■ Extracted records
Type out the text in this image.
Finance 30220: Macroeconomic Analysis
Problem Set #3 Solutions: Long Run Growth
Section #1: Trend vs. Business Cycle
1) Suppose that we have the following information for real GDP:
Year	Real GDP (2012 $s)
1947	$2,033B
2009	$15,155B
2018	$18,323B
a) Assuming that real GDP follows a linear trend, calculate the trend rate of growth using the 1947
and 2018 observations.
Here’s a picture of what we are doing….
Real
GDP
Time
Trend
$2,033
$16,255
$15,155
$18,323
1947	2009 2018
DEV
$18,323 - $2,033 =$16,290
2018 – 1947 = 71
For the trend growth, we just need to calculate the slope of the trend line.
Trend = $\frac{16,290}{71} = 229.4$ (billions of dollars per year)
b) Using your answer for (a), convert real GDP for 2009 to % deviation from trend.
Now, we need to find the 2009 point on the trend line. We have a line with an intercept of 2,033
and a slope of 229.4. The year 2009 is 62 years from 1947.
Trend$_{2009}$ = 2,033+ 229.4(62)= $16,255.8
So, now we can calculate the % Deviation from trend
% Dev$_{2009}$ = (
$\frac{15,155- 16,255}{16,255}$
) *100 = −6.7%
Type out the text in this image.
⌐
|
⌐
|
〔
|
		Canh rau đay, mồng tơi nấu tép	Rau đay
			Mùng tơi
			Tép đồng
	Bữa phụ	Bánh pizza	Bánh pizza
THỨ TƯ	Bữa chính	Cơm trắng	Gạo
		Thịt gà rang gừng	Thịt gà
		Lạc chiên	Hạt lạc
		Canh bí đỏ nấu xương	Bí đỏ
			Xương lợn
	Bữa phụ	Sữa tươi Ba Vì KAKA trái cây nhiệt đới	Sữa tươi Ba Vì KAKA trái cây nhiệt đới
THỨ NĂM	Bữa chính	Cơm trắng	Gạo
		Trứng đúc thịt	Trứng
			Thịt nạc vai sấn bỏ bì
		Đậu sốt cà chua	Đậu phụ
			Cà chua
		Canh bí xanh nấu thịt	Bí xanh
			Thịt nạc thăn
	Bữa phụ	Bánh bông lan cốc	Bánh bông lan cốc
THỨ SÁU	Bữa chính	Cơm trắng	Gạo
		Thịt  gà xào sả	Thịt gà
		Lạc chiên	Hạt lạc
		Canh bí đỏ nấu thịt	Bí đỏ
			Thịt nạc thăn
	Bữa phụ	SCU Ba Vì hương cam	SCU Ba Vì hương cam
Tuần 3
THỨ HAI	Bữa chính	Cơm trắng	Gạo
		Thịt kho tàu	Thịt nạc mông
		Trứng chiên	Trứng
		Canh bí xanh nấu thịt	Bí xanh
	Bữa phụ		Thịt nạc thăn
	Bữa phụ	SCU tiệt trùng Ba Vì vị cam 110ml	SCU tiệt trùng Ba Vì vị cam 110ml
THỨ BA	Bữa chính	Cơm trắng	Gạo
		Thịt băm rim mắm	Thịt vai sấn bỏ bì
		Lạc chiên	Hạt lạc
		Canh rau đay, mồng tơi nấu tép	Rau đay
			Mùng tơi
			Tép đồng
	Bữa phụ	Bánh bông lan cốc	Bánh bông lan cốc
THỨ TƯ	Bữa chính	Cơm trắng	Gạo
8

■ WRITTEN PROBLEM
Please output the entire listing exactly as it stands.

■ RESPONSE FOR THIS EXERCISE
Type out the text in this image.
Finance 30220: Macroeconomic Analysis
Problem Set #3 Solutions: Long Run Growth
Section #1: Trend vs. Business Cycle
1) Suppose that we have the following information for real GDP:
Year	Real GDP (2012 $s)
1947	$2,033B
2009	$15,155B
2018	$18,323B
a) Assuming that real GDP follows a linear trend, calculate the trend rate of growth using the 1947
and 2018 observations.
Here’s a picture of what we are doing….
Real
GDP
Time
Trend
$2,033
$16,255
$15,155
$18,323
1947	2009 2018
DEV
$18,323 - $2,033 =$16,290
2018 – 1947 = 71
For the trend growth, we just need to calculate the slope of the trend line.
Trend = $\frac{16,290}{71} = 229.4$ (billions of dollars per year)
b) Using your answer for (a), convert real GDP for 2009 to % deviation from trend.
Now, we need to find the 2009 point on the trend line. We have a line with an intercept of 2,033
and a slope of 229.4. The year 2009 is 62 years from 1947.
Trend$_{2009}$ = 2,033+ 229.4(62)= $16,255.8
So, now we can calculate the % Deviation from trend
% Dev$_{2009}$ = (
$\frac{15,155- 16,255}{16,255}$
) *100 = −6.7%
Type out the text in this image.
⌐
|
⌐
|
〔
|
		Canh rau đay, mồng tơi nấu tép	Rau đay
			Mùng tơi
			Tép đồng
	Bữa phụ	Bánh pizza	Bánh pizza
THỨ TƯ	Bữa chính	Cơm trắng	Gạo
		Thịt gà rang gừng	Thịt gà
		Lạc chiên	Hạt lạc
		Canh bí đỏ nấu xương	Bí đỏ
			Xương lợn
	Bữa phụ	Sữa tươi Ba Vì KAKA trái cây nhiệt đới	Sữa tươi Ba Vì KAKA trái cây nhiệt đới
THỨ NĂM	Bữa chính	Cơm trắng	Gạo
		Trứng đúc thịt	Trứng
			Thịt nạc vai sấn bỏ bì
		Đậu sốt cà chua	Đậu phụ
			Cà chua
		Canh bí xanh nấu thịt	Bí xanh
			Thịt nạc thăn
	Bữa phụ	Bánh bông lan cốc	Bánh bông lan cốc
THỨ SÁU	Bữa chính	Cơm trắng	Gạo
		Thịt  gà xào sả	Thịt gà
		Lạc chiên	Hạt lạc
		Canh bí đỏ nấu thịt	Bí đỏ
			Thịt nạc thăn
	Bữa phụ	SCU Ba Vì hương cam	SCU Ba Vì hương cam
Tuần 3
THỨ HAI	Bữa chính	Cơm trắng	Gạo
		Thịt kho tàu	Thịt nạc mông
		Trứng chiên	Trứng
		Canh bí xanh nấu thịt	Bí xanh
	Bữa phụ		Thịt nạc thăn
	Bữa phụ	SCU tiệt trùng Ba Vì vị cam 110ml	SCU tiệt trùng Ba Vì vị cam 110ml
THỨ BA	Bữa chính	Cơm trắng	Gạo
		Thịt băm rim mắm	Thịt vai sấn bỏ bì
		Lạc chiên	Hạt lạc
		Canh rau đay, mồng tơi nấu tép	Rau đay
			Mùng tơi
			Tép đồng
	Bữa phụ	Bánh bông lan cốc	Bánh bông lan cốc
THỨ TƯ	Bữa chính	Cơm trắng	Gạo
8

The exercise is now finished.